Properties of water-NaCl mixtures
| NaCl, wt% | Freezing point (°C) | Freezing point (°F) | Density (g/cm^{3}) | Refractive index at 589 nm | Viscosity (cP ) |
|---|---|---|---|---|---|
| 0 | 0 | 32 | 0.99984 | 1.3330 | 1.002 |
| 0.5 | −0.3 | 31.46 | 1.0018 | 1.3339 | 1.011 |
| 1 | −0.59 | 30.94 | 1.0053 | 1.3347 | 1.02 |
| 2 | −1.19 | 29.86 | 1.0125 | 1.3365 | 1.036 |
| 3 | −1.79 | 28.78 | 1.0196 | 1.3383 | 1.052 |
| 4 | −2.41 | 27.66 | 1.0268 | 1.3400 | 1.068 |
| 5 | −3.05 | 26.51 | 1.0340 | 1.3418 | 1.085 |
| 6 | −3.7 | 25.34 | 1.0413 | 1.3435 | 1.104 |
| 7 | −4.38 | 24.12 | 1.0486 | 1.3453 | 1.124 |
| 8 | −5.08 | 22.86 | 1.0559 | 1.3470 | 1.145 |
| 9 | −5.81 | 21.54 | 1.0633 | 1.3488 | 1.168 |
| 10 | −6.56 | 20.19 | 1.0707 | 1.3505 | 1.193 |
| 12 | −8.18 | 17.28 | 1.0857 | 1.3541 | 1.25 |
| 14 | −9.94 | 14.11 | 1.1008 | 1.3576 | 1.317 |
| 16 | −11.89 | 10.60 | 1.1162 | 1.3612 | 1.388 |
| 18 | −14.04 | 6.73 | 1.1319 | 1.3648 | 1.463 |
| 20 | −16.46 | 2.37 | 1.1478 | 1.3684 | 1.557 |
| 23.3 | −21.1 | −5.98 | 1.179 |  |  |
| 26 | −19.18 | −2.52 | 1.193 | 1.3795 | 1.676 |

At 100 C, saturated sodium chloride brine is about 28% salt by weight. At 0 C, brine can only hold about 26% salt. At 20 °C one liter of water can dissolve about 357 grams of salt, a concentration of 26.3%.

-- Dataset entries --
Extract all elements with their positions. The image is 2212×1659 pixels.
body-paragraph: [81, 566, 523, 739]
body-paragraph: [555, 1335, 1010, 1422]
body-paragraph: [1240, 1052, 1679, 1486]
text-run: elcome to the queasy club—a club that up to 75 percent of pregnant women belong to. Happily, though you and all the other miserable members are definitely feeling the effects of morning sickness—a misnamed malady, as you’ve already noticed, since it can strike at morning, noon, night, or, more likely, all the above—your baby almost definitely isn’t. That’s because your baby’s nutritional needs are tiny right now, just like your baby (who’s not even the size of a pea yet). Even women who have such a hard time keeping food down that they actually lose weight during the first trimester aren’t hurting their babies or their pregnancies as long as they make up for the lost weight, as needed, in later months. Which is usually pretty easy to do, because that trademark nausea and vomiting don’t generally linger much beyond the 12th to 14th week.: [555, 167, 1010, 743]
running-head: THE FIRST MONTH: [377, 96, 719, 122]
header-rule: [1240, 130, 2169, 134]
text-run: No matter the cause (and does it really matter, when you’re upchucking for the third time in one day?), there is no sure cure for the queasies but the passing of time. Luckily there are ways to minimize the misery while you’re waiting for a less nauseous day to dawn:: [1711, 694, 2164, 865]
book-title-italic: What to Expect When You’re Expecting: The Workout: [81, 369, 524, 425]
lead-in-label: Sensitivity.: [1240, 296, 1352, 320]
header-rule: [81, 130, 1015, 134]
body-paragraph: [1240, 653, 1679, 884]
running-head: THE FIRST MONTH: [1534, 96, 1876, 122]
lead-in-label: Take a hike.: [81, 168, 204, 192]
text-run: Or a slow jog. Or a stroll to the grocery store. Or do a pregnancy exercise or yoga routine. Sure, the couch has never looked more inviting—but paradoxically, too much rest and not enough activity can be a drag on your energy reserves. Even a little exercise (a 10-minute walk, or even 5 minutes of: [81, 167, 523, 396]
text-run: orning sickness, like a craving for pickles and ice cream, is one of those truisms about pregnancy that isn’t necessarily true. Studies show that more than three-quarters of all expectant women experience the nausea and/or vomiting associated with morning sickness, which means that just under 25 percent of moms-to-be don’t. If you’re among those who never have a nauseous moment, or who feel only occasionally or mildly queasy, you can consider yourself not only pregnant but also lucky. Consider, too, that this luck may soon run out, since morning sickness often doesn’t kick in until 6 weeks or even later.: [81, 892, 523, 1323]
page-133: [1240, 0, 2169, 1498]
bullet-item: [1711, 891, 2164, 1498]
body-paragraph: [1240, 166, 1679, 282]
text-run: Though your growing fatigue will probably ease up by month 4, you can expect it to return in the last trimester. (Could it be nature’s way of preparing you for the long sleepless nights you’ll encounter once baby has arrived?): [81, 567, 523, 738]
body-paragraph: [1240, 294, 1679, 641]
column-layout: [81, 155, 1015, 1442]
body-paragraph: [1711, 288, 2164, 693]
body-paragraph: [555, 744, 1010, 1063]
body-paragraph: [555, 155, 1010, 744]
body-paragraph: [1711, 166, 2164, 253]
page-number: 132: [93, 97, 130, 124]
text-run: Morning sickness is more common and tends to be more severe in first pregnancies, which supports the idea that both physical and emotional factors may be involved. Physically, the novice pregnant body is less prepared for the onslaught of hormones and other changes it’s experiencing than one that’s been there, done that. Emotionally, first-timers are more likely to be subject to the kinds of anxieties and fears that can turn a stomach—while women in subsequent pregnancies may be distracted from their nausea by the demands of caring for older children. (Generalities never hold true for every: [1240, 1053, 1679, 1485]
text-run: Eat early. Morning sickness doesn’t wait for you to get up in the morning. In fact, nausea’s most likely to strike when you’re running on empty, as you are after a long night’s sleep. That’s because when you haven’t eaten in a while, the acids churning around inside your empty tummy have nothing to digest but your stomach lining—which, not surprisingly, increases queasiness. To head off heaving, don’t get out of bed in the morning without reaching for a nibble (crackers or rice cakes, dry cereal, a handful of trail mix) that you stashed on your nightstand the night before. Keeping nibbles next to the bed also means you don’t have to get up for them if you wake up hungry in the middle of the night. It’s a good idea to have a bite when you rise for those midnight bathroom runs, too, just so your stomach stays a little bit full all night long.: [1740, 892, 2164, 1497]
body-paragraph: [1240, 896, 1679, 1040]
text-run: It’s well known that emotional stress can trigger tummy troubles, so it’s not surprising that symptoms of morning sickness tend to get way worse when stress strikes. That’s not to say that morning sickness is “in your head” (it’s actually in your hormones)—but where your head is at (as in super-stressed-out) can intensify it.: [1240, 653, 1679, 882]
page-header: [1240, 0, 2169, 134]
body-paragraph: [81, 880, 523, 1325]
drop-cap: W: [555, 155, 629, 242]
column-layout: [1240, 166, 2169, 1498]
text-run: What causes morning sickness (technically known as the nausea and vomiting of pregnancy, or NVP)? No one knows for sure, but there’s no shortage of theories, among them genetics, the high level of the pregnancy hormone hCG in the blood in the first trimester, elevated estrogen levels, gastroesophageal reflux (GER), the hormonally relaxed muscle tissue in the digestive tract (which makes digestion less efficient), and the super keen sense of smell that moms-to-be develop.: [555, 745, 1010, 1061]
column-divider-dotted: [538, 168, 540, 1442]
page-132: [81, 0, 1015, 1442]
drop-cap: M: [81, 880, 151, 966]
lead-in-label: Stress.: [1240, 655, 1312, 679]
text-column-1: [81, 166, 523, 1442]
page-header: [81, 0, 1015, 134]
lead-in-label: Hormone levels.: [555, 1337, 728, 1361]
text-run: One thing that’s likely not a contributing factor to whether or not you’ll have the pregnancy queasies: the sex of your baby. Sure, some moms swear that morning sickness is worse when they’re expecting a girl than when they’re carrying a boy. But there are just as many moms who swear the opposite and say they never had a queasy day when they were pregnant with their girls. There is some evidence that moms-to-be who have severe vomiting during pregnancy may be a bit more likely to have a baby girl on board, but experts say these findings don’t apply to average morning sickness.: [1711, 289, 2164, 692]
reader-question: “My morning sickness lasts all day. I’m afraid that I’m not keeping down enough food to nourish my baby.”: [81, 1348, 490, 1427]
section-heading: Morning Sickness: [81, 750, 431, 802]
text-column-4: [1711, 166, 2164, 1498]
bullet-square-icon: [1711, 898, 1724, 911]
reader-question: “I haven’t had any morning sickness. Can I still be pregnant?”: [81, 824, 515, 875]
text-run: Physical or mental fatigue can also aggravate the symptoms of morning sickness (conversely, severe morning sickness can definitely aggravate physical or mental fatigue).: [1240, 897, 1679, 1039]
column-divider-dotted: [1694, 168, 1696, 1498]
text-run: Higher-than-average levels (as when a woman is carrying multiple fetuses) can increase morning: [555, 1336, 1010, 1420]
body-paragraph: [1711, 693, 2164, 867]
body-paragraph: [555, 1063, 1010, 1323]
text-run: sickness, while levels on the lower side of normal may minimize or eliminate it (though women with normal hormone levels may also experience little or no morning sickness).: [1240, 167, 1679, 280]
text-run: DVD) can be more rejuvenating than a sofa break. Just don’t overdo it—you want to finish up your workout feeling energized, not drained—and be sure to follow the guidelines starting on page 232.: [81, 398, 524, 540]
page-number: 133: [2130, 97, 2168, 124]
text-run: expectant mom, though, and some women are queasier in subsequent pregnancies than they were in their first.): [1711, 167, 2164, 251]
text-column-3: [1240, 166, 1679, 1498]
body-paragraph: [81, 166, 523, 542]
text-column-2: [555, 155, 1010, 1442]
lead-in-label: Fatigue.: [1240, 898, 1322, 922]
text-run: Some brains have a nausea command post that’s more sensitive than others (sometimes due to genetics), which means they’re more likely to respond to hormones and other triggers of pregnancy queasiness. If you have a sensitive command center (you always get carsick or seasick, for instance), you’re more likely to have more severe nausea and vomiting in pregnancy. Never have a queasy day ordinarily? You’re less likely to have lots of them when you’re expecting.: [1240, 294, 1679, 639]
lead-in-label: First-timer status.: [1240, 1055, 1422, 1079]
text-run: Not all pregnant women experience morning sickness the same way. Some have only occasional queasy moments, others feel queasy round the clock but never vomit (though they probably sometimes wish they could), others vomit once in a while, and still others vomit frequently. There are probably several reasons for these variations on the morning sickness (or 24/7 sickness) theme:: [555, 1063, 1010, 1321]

-- Required work --
1. Answer from the text on water-NaCl mixtures:
(a) What freezing point in degrees Celsius does it give for a 10 wt% NaCl mixture?
(b) What density does it list for a 5 wt% NaCl mixture?
(c) About how many grams of salt can one liter of water dissolve at 20 °C?
2. Write out the stretch of the text on water-NaCl mixtures from "At 100 C, saturated" through "concentration of 26.3%.", swapping "brine" for "solution".

-- Your written answers --
1.
(a) −6.56 °C
(b) 1.0340 g/cm³
(c) About 357 grams

2.
At 100 C, saturated sodium chloride solution is about 28% salt by weight. At 0 C, solution can only hold about 26% salt. At 20 °C one liter of water can dissolve about 357 grams of salt, a concentration of 26.3%.